--- Begin Records shown ---

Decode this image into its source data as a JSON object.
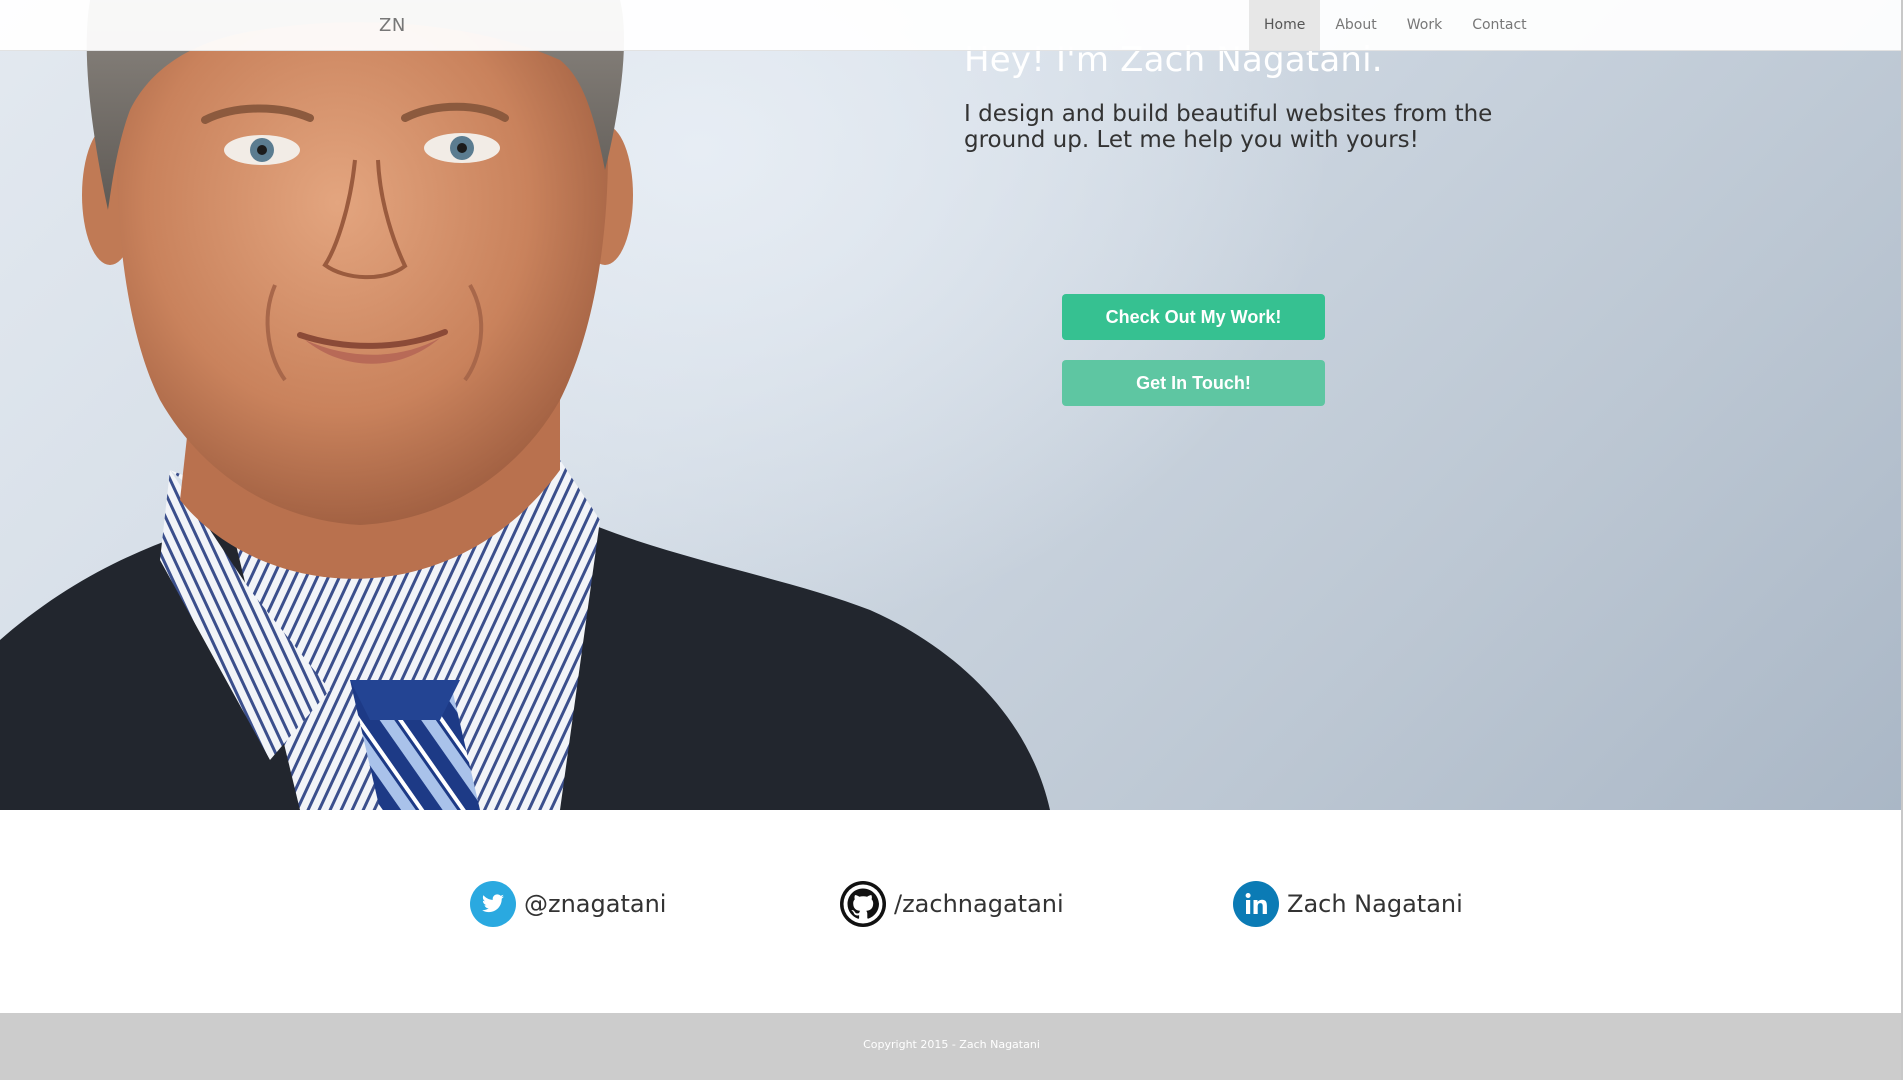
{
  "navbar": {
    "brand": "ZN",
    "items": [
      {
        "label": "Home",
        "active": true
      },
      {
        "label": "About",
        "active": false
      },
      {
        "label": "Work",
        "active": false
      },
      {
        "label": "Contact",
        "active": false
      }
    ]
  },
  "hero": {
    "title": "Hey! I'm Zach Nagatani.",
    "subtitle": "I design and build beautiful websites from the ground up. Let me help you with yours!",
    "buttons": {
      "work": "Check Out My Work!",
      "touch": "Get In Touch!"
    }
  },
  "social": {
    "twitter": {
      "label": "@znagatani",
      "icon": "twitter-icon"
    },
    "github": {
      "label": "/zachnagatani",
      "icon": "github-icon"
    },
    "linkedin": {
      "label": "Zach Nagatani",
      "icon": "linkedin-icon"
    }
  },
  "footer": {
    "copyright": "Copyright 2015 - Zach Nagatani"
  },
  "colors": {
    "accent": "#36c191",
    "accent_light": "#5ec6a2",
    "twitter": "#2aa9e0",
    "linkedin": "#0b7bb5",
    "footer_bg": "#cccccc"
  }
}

--- End Records shown ---
--- Begin Records shown ---

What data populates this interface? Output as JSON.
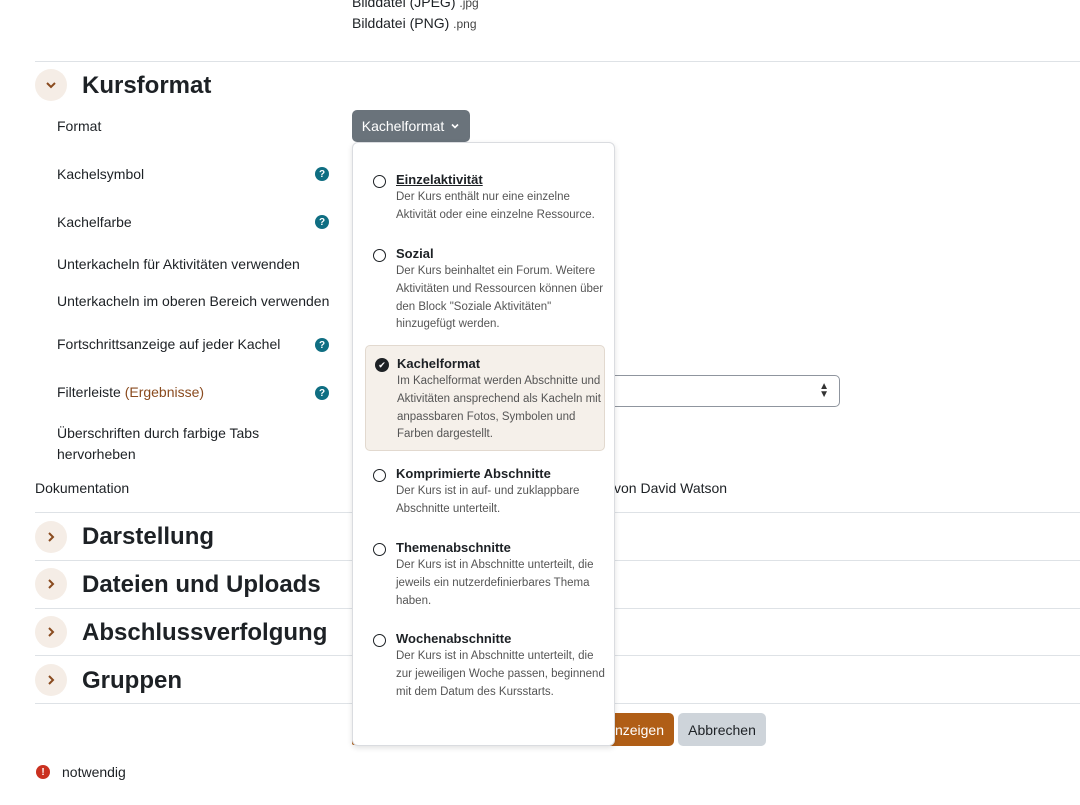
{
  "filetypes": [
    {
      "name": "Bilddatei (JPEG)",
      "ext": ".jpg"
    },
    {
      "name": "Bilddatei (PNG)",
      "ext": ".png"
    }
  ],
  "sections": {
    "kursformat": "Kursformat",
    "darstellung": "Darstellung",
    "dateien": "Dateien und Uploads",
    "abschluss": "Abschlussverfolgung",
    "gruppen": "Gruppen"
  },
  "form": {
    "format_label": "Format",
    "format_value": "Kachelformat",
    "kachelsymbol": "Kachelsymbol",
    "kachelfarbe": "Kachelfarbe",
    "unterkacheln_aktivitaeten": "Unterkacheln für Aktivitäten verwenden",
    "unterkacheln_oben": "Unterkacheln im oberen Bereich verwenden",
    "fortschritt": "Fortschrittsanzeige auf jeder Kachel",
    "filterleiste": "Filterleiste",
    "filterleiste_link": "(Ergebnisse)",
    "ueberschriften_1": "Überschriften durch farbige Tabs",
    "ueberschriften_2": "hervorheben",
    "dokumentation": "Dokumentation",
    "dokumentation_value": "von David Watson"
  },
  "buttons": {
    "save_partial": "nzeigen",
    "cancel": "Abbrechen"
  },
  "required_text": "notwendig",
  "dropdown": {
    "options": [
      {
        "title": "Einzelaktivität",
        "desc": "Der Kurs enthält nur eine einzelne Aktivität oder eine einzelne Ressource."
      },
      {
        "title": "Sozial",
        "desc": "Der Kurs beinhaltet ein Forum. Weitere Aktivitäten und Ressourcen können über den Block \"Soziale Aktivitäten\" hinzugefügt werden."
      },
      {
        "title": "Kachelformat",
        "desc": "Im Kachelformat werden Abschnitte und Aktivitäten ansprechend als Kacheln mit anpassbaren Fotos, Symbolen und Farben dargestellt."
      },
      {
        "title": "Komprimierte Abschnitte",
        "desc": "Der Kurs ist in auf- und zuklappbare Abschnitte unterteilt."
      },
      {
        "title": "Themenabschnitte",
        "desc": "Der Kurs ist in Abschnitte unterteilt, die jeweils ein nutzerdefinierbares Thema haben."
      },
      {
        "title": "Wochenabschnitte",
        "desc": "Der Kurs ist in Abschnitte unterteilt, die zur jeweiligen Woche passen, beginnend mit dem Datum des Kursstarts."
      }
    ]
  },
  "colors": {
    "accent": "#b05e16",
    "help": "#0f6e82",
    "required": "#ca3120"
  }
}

--- End Records shown ---
--- Begin Records shown ---

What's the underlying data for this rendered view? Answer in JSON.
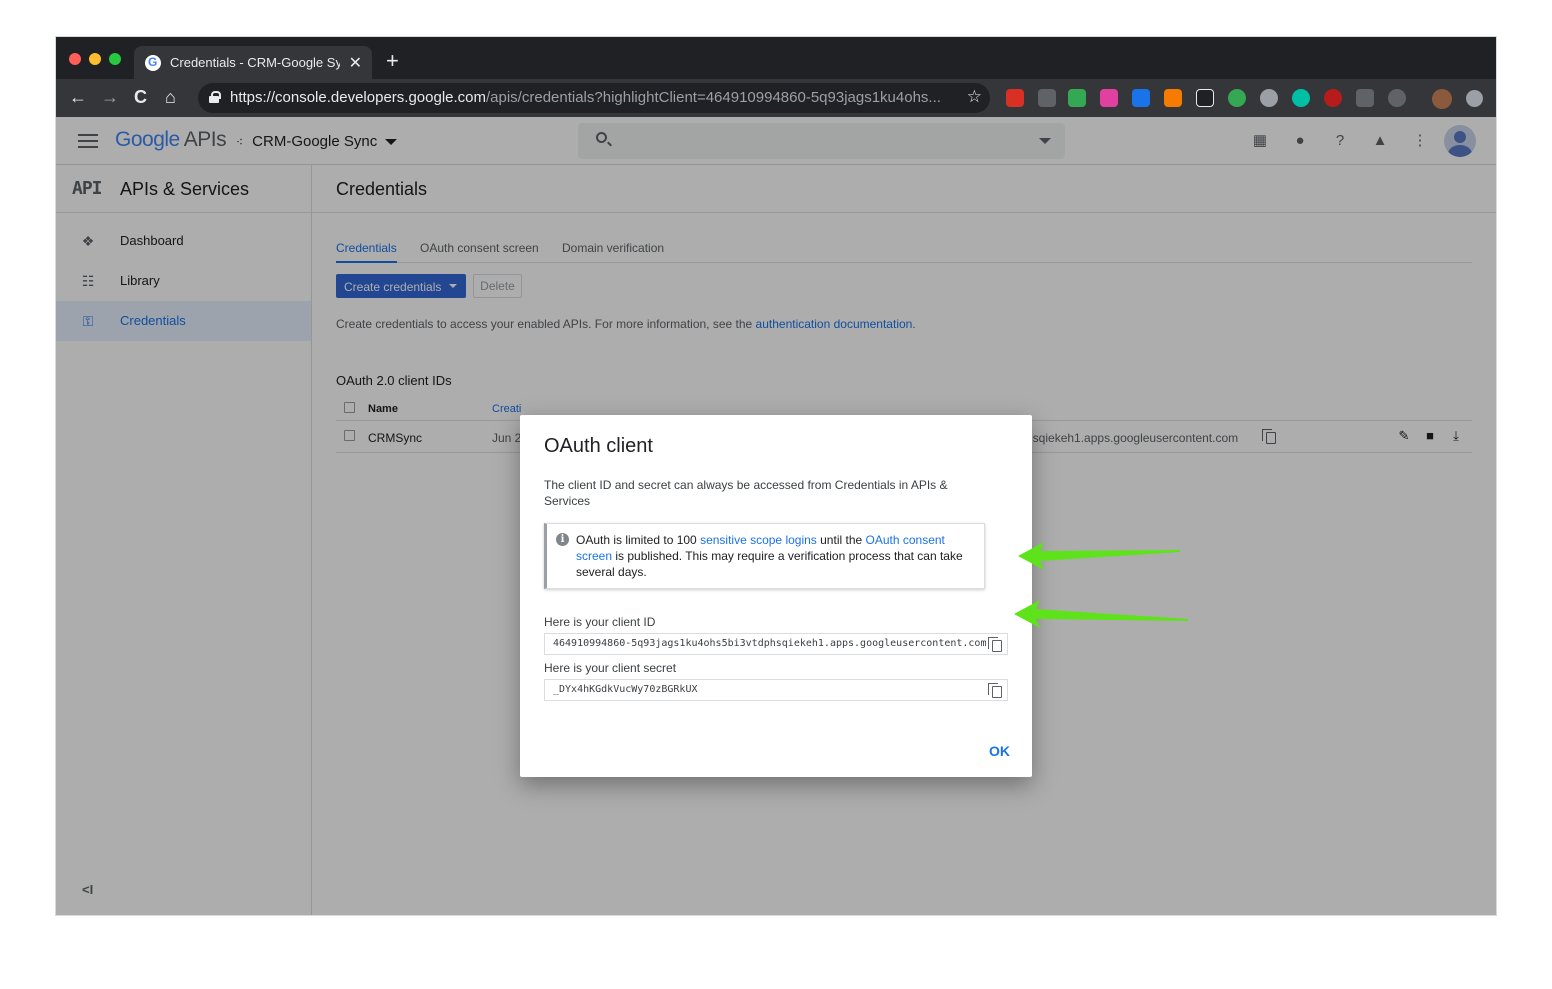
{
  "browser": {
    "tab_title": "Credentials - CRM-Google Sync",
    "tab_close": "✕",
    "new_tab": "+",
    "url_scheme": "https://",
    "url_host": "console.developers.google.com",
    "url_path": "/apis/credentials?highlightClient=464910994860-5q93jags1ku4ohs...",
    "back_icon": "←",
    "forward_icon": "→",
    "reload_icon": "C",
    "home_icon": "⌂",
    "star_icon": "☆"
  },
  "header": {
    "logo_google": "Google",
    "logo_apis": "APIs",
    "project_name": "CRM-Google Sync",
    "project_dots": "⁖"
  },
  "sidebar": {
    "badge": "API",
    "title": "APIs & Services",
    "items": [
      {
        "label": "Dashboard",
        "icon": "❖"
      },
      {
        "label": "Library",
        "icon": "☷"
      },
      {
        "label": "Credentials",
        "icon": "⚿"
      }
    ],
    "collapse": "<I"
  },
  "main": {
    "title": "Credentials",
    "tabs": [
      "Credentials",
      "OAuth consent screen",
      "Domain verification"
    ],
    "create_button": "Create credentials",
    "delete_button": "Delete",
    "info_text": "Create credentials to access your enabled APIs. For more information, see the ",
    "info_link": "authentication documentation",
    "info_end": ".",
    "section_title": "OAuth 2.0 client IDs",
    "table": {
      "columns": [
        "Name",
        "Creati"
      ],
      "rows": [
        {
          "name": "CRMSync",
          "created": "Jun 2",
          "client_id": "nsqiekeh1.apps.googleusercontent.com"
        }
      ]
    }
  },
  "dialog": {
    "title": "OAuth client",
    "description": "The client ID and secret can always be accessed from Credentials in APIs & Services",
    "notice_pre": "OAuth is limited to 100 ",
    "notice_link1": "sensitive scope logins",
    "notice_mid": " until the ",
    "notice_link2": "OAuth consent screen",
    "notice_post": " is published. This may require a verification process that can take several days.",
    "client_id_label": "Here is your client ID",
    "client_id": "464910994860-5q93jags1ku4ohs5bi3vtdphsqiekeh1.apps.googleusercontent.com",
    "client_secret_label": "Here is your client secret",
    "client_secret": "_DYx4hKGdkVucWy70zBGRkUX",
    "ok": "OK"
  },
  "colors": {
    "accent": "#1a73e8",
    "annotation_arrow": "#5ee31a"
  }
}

--- End Records shown ---

**Directive**
Lines holding the word "data" in the entries above are the ones to pull out. Copy them all.

**Answer to this task**
Decode this image into its source data as a JSON object.
What data populates this interface? Output as JSON.
What's the underlying data for this rendered view? Answer in JSON.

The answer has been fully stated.